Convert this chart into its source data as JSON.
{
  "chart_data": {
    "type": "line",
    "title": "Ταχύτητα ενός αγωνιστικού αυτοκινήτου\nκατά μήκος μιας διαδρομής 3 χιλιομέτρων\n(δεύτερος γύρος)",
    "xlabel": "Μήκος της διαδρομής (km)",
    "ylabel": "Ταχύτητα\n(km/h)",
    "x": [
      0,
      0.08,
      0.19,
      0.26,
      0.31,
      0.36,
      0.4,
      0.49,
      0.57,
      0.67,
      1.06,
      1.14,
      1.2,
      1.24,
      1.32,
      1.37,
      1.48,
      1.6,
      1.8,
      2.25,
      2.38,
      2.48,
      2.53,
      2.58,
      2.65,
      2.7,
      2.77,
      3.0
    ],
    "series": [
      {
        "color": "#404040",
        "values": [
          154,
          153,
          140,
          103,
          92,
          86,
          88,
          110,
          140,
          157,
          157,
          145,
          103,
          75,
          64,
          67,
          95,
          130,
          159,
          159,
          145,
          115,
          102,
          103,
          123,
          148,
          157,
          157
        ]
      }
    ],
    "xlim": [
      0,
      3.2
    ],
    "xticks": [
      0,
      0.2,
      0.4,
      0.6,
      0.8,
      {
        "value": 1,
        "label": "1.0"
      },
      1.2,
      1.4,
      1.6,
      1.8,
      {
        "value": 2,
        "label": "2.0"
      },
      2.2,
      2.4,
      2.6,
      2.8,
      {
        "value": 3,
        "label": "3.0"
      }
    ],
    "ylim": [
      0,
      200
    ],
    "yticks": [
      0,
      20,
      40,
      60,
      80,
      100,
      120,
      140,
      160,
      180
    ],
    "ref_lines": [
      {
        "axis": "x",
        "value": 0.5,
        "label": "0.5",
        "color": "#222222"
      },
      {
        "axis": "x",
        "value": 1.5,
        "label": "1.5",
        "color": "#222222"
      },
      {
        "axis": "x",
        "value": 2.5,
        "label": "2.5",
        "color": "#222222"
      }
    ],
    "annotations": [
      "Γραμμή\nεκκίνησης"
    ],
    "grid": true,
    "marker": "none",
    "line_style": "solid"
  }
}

————————

Transcribe the data above in full, exactly.

[Task result]
Convert this chart into its source data as JSON.
{
  "chart_data": {
    "type": "line",
    "title": "Ταχύτητα ενός αγωνιστικού αυτοκινήτου\nκατά μήκος μιας διαδρομής 3 χιλιομέτρων\n(δεύτερος γύρος)",
    "xlabel": "Μήκος της διαδρομής (km)",
    "ylabel": "Ταχύτητα\n(km/h)",
    "x": [
      0,
      0.08,
      0.19,
      0.26,
      0.31,
      0.36,
      0.4,
      0.49,
      0.57,
      0.67,
      1.06,
      1.14,
      1.2,
      1.24,
      1.32,
      1.37,
      1.48,
      1.6,
      1.8,
      2.25,
      2.38,
      2.48,
      2.53,
      2.58,
      2.65,
      2.7,
      2.77,
      3.0
    ],
    "series": [
      {
        "color": "#404040",
        "values": [
          154,
          153,
          140,
          103,
          92,
          86,
          88,
          110,
          140,
          157,
          157,
          145,
          103,
          75,
          64,
          67,
          95,
          130,
          159,
          159,
          145,
          115,
          102,
          103,
          123,
          148,
          157,
          157
        ]
      }
    ],
    "xlim": [
      0,
      3.2
    ],
    "xticks": [
      0,
      0.2,
      0.4,
      0.6,
      0.8,
      {
        "value": 1,
        "label": "1.0"
      },
      1.2,
      1.4,
      1.6,
      1.8,
      {
        "value": 2,
        "label": "2.0"
      },
      2.2,
      2.4,
      2.6,
      2.8,
      {
        "value": 3,
        "label": "3.0"
      }
    ],
    "ylim": [
      0,
      200
    ],
    "yticks": [
      0,
      20,
      40,
      60,
      80,
      100,
      120,
      140,
      160,
      180
    ],
    "ref_lines": [
      {
        "axis": "x",
        "value": 0.5,
        "label": "0.5",
        "color": "#222222"
      },
      {
        "axis": "x",
        "value": 1.5,
        "label": "1.5",
        "color": "#222222"
      },
      {
        "axis": "x",
        "value": 2.5,
        "label": "2.5",
        "color": "#222222"
      }
    ],
    "annotations": [
      "Γραμμή\nεκκίνησης"
    ],
    "grid": true,
    "marker": "none",
    "line_style": "solid"
  }
}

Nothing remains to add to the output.